◆ **WHAT TO PRODUCE**
Where a line contains the word "לגאולה", copy that line.

◆ **RAW RECORDS**

--- start ---

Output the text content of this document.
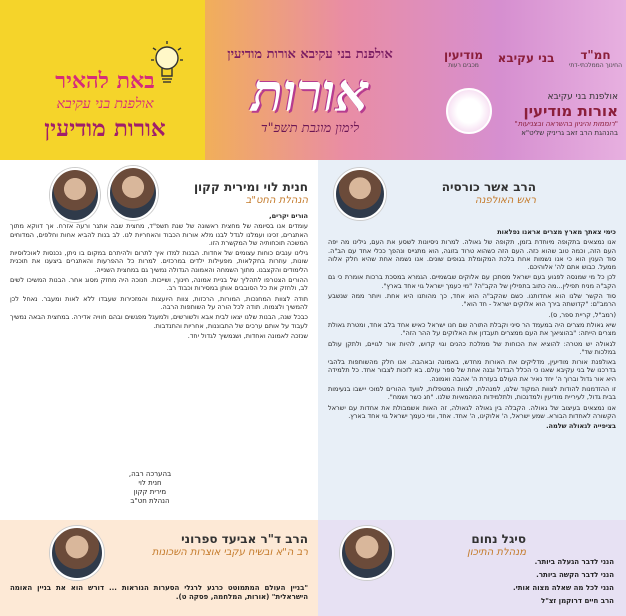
באת להאיר
אולפנת בני עקיבא
אורות מודיעין
אולפנת בני עקיבא אורות מודיעין
אורות
לימון מוגבת תשפ"ד
חמ"ד
החינוך הממלכתי-דתי
בני עקיבא
מודיעין
מכבים רעות
אולפנת בני עקיבא
אורות מודיעין
"רוממות והיגיון בהשראה ובצניעות"
בהנהגת הרב זאב גריניק שליט"א
הרב אשר כורסיה
ראש האולפנה

כימי צאתך מארץ מצרים אראנו נפלאות

אנו נמצאים בתקופה מיוחדת בזמן, תקופה של גאולה. למרות ניסיונות לשסע את העם, גילינו מה יפה העם הזה, וכמה טוב שהוא כזה. העם הזה כשהוא טרוד בזוגה, הוא מתגייס ונהפך ככלי אחד עם הב"ה. סוד הענין הוא כי אנו נשמות אחת בלכת המקומלת בגופים שונים. אנו נשמה אחת שהיא חלק אלוה ממעל. כבוש אתם לה' אלוהיכם.

לכן כל מי שמנסה לפגוע בעם ישראל מסתכן עם אלוקים שבשמיים. הגמרא במסכת ברכות אומרת כי גם הקב"ה מניח תפילין...מה כתוב בתפילין של הקב"ה? "מי כעמך ישראל גוי אחד בארץ".

סוד הקשר שלנו הוא אחדותנו. כשם שהקב"ה הוא אחד, כך מהותנו היא אחת. ויותר ממה שנשבע הרמב"ם: "קדושתה בירך הוא אלוקים ישראל - חד הוא".

(רמב"ל, קריית ספר, ס).

שיא גאולת מצרים היה במעמד הר סיני וקבלת התורה שם חנו ישראל כאיש אחד בלב אחד, ומטרת גאולת מצרים הייתה: "בהוציאך את העם ממצרים תעבדון את האלוקים על ההר הזה".

לגאולה יש מטרה: להוציא את הכוחות של ממלכת כהנים וגוי קדוש, להיות אור לגויים, ולתקן עולם במלכות שד".

באולפנת אורות מודיעין, מדליקים את האורות מחדש, באמונה ובאהבה. אנו חלק מהשותפות בלהבי בדרכנו של בני עקיבא שאנו כי הכלל הבדול ובנה אחת של ספר עולם. בא לזכות לצבור אחד. כל תלמידה היא אור גדול וברוך ה' יחד נאיר את העולם בעזרת ה' אהבה ואמונה.

זו ההזדמנות להודות לצוות המקוד שלנו, למנהלת, לצוות המטפלות, לוועד ההורים למוכי יישבו בנעימות בבית גדול, לעיריית מודיעין ולמדנכות, ולתלמידות המהמאיות שלנו. "חג כשר ושמח".

אנו נמצאים בעיצוב של גאולה. הקבלה בין גאולה לגאולה, זה האות אשמבולת את אחדות עם ישראל הקשורה לאחדות הבורא. שמע ישראל, ה' אלוקינו, ה' אחד. אחד, ומי כעמך ישראל גוי אחד בארץ.

בציפייה לגאולה שלמה.

חנית לוי ומירית קקון
הנהלת החט"ב

הורים יקרים,

עומדים אנו בסיומה של מחצית ראשונה של שנת תשפ"ד, מחצית שבה אתגר ורעה אזרח. אך דווקא מתוך האתגרים, זכינו ועמלנו לגדל לבנו מלא אורות הכבוד והאחריות לנו. לב בנות להביא אחות וחלפים, המדוחים המשכה תוכחותיה של המקשרת הזו.

גילינו ענבים כוחות עצומים של אחדות. הבנות למדו איך לתרום ולהיתרם במקום בו ניתן, נכנסות לאוכלוסיות שונות, עוזרות בחקלאות, מפעילות ילדים במרכזים. למרות כל ההפרעות והאתגרים ביצענו את תוכנית הלימודים והקצבנו. מתוך השמחה והאמונה הגדולה נמשיך גם במחצית השנייה.

ההורים הצטרפו לתהליך של בניית אמונה, חינוך, ושייכות. חנוכה היה מחזק מסוג אחר. הבנות המשיכו לשים לב, ולחזק את כל הסובבים אותן במסירות וכבוד רב.

תודה לצוות המחנכות, המורות, הרכזות, צוות היועצות והמזכירות שעבדו ללא לאות ומעבר. נאחל לכן להמשיך ולצמוח. תודה לכל הורה על השותפות הרבה.

כבכל שנה, הבנות שלנו יצאו לבית אבא ולשורשים, ולמעגל מפגשים ובהם חוויה אדירה. במחצית הבאה נמשיך לעבוד על אותם ערכים של התבוננות, אחריות והתנדבות.

שנזכה לאמונה ואחדות, ושנמשיך לגדול יחד.

בהערכה רבה,
חנית לוי
מירית קקון
הנהלת חט"ב
סיגל נחום
מנהלת התיכון
הנני לדבר הגעלה ביותר.
הנני לדבר הקשה ביותר.
הנני לכל מה שאלה מצוה אותי.
הרב חיים דרוקמן זצ"ל
הרב ד"ר אביעד ספרוני
רב ה"א ובשיח עקבי אוצרות השכונות
"בניין העולם המתמוטט כרגע לרגלי הסערות הנוראות ... דורש הוא את בניין האומה הישראלית" (אורות, המלחמה, פסקה ט).
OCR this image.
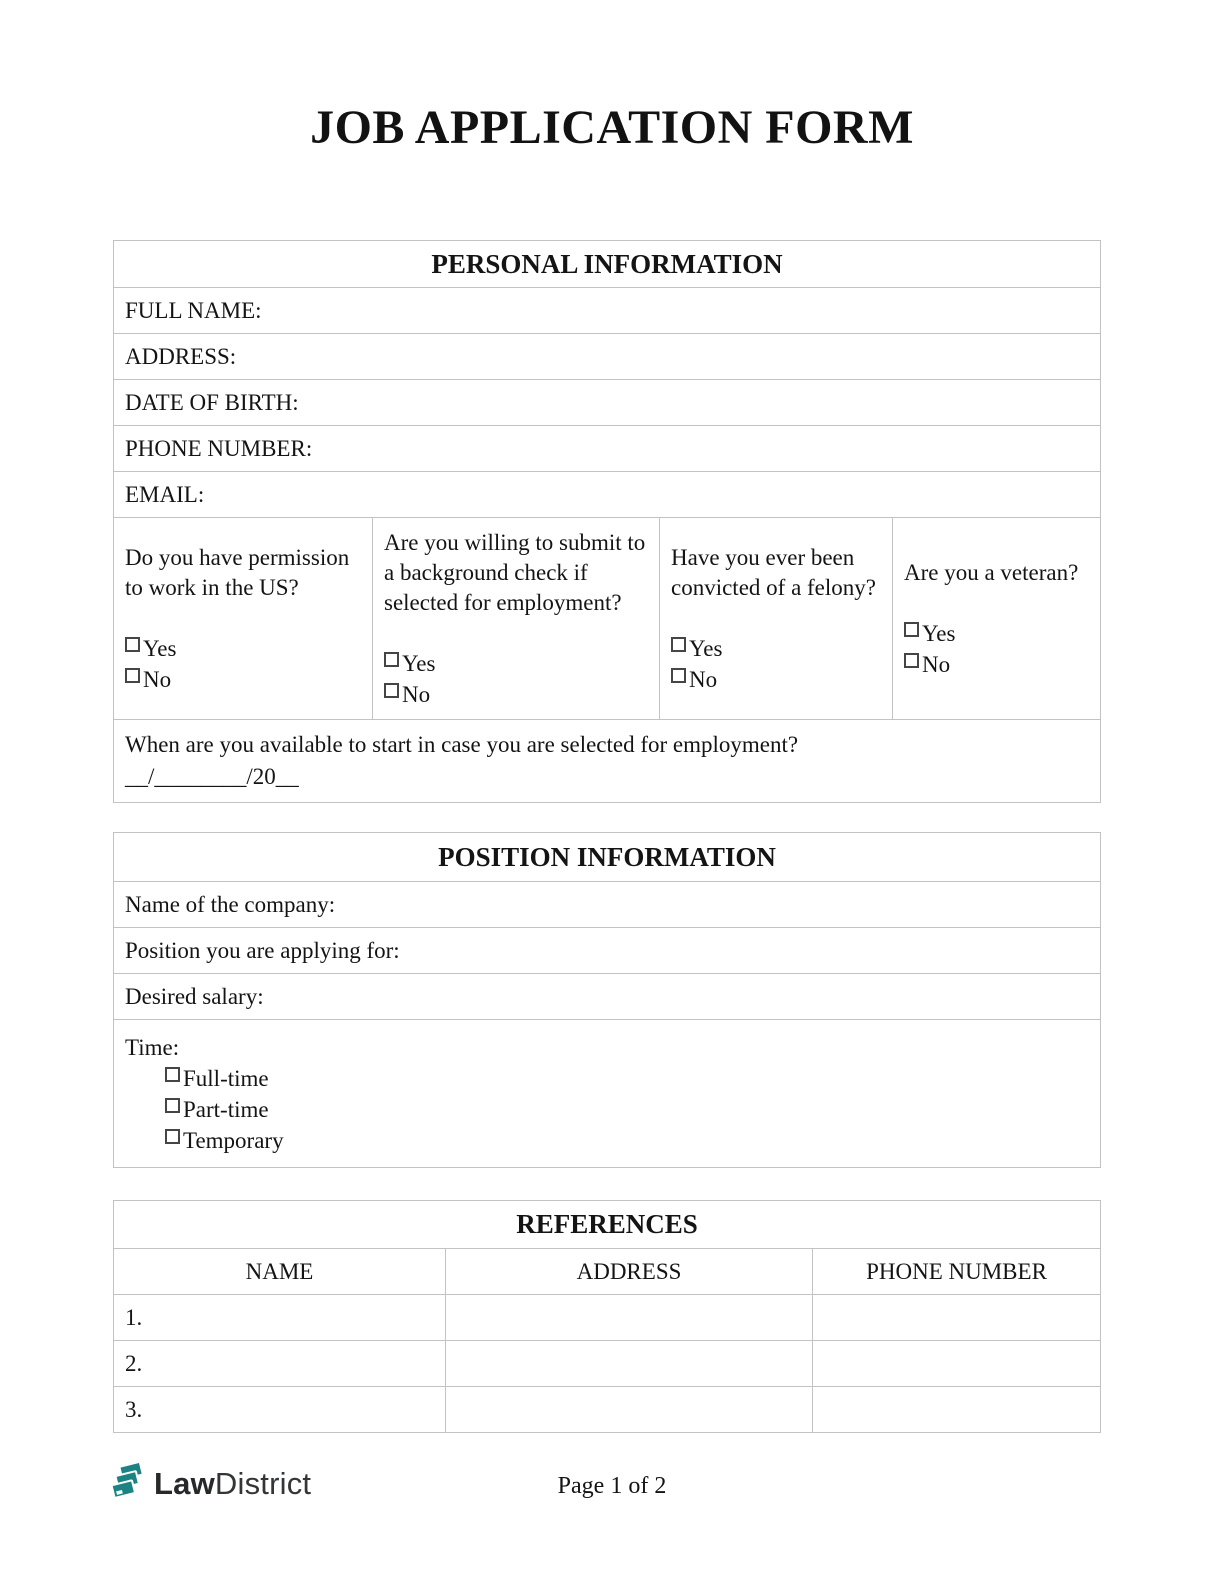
JOB APPLICATION FORM
PERSONAL INFORMATION
FULL NAME:
ADDRESS:
DATE OF BIRTH:
PHONE NUMBER:
EMAIL:

Do you have permission to work in the US?
Yes
No

Are you willing to submit to a background check if selected for employment?
Yes
No

Have you ever been convicted of a felony?
Yes
No

Are you a veteran?
Yes
No

When are you available to start in case you are selected for employment?
__/________/20__
POSITION INFORMATION
Name of the company:
Position you are applying for:
Desired salary:

Time:
Full-time
Part-time
Temporary
REFERENCES		
NAME	ADDRESS	PHONE NUMBER
1.		
2.		
3.		
LawDistrict	Page 1 of 2
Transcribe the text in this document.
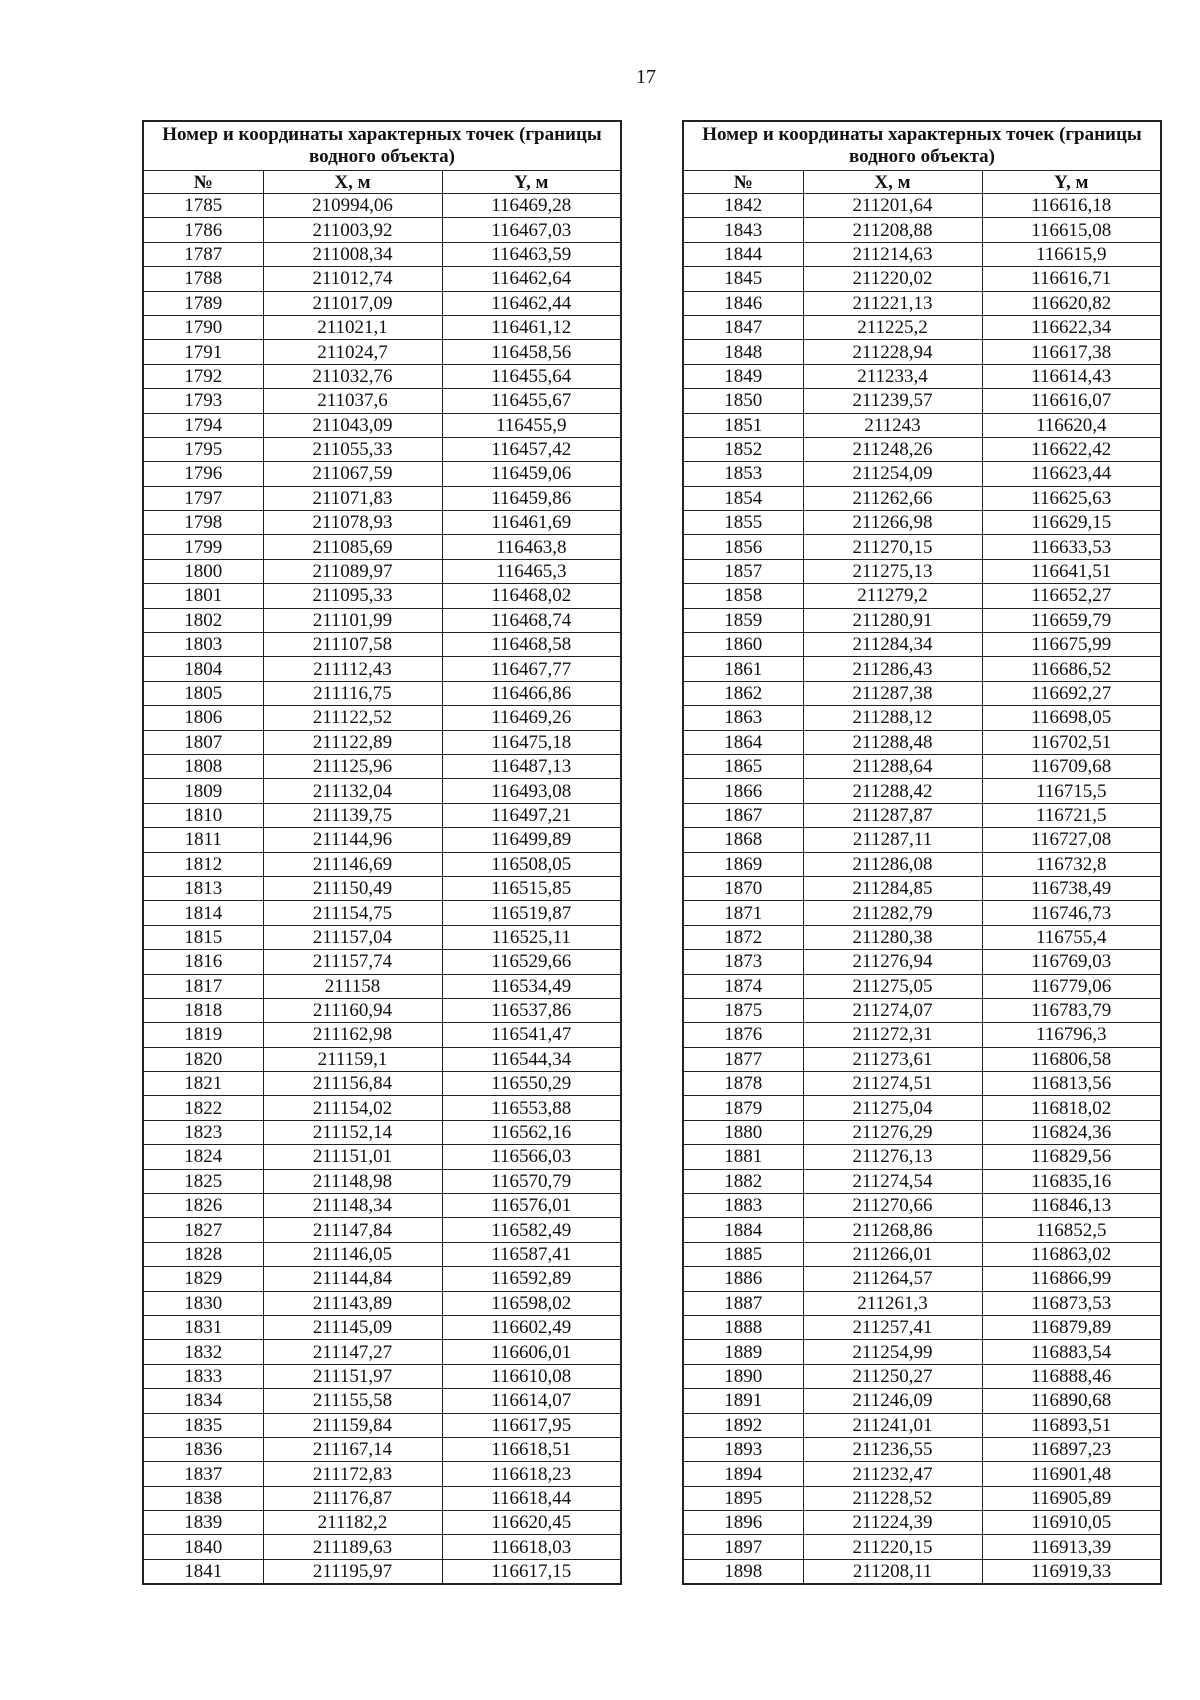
17
Номер и координаты характерных точек (границы водного объекта)		
№	X, м	Y, м
1785	210994,06	116469,28
1786	211003,92	116467,03
1787	211008,34	116463,59
1788	211012,74	116462,64
1789	211017,09	116462,44
1790	211021,1	116461,12
1791	211024,7	116458,56
1792	211032,76	116455,64
1793	211037,6	116455,67
1794	211043,09	116455,9
1795	211055,33	116457,42
1796	211067,59	116459,06
1797	211071,83	116459,86
1798	211078,93	116461,69
1799	211085,69	116463,8
1800	211089,97	116465,3
1801	211095,33	116468,02
1802	211101,99	116468,74
1803	211107,58	116468,58
1804	211112,43	116467,77
1805	211116,75	116466,86
1806	211122,52	116469,26
1807	211122,89	116475,18
1808	211125,96	116487,13
1809	211132,04	116493,08
1810	211139,75	116497,21
1811	211144,96	116499,89
1812	211146,69	116508,05
1813	211150,49	116515,85
1814	211154,75	116519,87
1815	211157,04	116525,11
1816	211157,74	116529,66
1817	211158	116534,49
1818	211160,94	116537,86
1819	211162,98	116541,47
1820	211159,1	116544,34
1821	211156,84	116550,29
1822	211154,02	116553,88
1823	211152,14	116562,16
1824	211151,01	116566,03
1825	211148,98	116570,79
1826	211148,34	116576,01
1827	211147,84	116582,49
1828	211146,05	116587,41
1829	211144,84	116592,89
1830	211143,89	116598,02
1831	211145,09	116602,49
1832	211147,27	116606,01
1833	211151,97	116610,08
1834	211155,58	116614,07
1835	211159,84	116617,95
1836	211167,14	116618,51
1837	211172,83	116618,23
1838	211176,87	116618,44
1839	211182,2	116620,45
1840	211189,63	116618,03
1841	211195,97	116617,15
Номер и координаты характерных точек (границы водного объекта)		
№	X, м	Y, м
1842	211201,64	116616,18
1843	211208,88	116615,08
1844	211214,63	116615,9
1845	211220,02	116616,71
1846	211221,13	116620,82
1847	211225,2	116622,34
1848	211228,94	116617,38
1849	211233,4	116614,43
1850	211239,57	116616,07
1851	211243	116620,4
1852	211248,26	116622,42
1853	211254,09	116623,44
1854	211262,66	116625,63
1855	211266,98	116629,15
1856	211270,15	116633,53
1857	211275,13	116641,51
1858	211279,2	116652,27
1859	211280,91	116659,79
1860	211284,34	116675,99
1861	211286,43	116686,52
1862	211287,38	116692,27
1863	211288,12	116698,05
1864	211288,48	116702,51
1865	211288,64	116709,68
1866	211288,42	116715,5
1867	211287,87	116721,5
1868	211287,11	116727,08
1869	211286,08	116732,8
1870	211284,85	116738,49
1871	211282,79	116746,73
1872	211280,38	116755,4
1873	211276,94	116769,03
1874	211275,05	116779,06
1875	211274,07	116783,79
1876	211272,31	116796,3
1877	211273,61	116806,58
1878	211274,51	116813,56
1879	211275,04	116818,02
1880	211276,29	116824,36
1881	211276,13	116829,56
1882	211274,54	116835,16
1883	211270,66	116846,13
1884	211268,86	116852,5
1885	211266,01	116863,02
1886	211264,57	116866,99
1887	211261,3	116873,53
1888	211257,41	116879,89
1889	211254,99	116883,54
1890	211250,27	116888,46
1891	211246,09	116890,68
1892	211241,01	116893,51
1893	211236,55	116897,23
1894	211232,47	116901,48
1895	211228,52	116905,89
1896	211224,39	116910,05
1897	211220,15	116913,39
1898	211208,11	116919,33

--- end ---

◆ **SOLUTION FOR THIS TASK**
לגאולה יש מטרה: להוציא את הכוחות של ממלכת כהנים וגוי קדוש, להיות אור לגויים, ולתקן עולם במלכות שד".
אנו נמצאים בעיצוב של גאולה. הקבלה בין גאולה לגאולה, זה האות אשמבולת את אחדות עם ישראל הקשורה לאחדות הבורא. שמע ישראל, ה' אלוקינו, ה' אחד. אחד, ומי כעמך ישראל גוי אחד בארץ.
בציפייה לגאולה שלמה.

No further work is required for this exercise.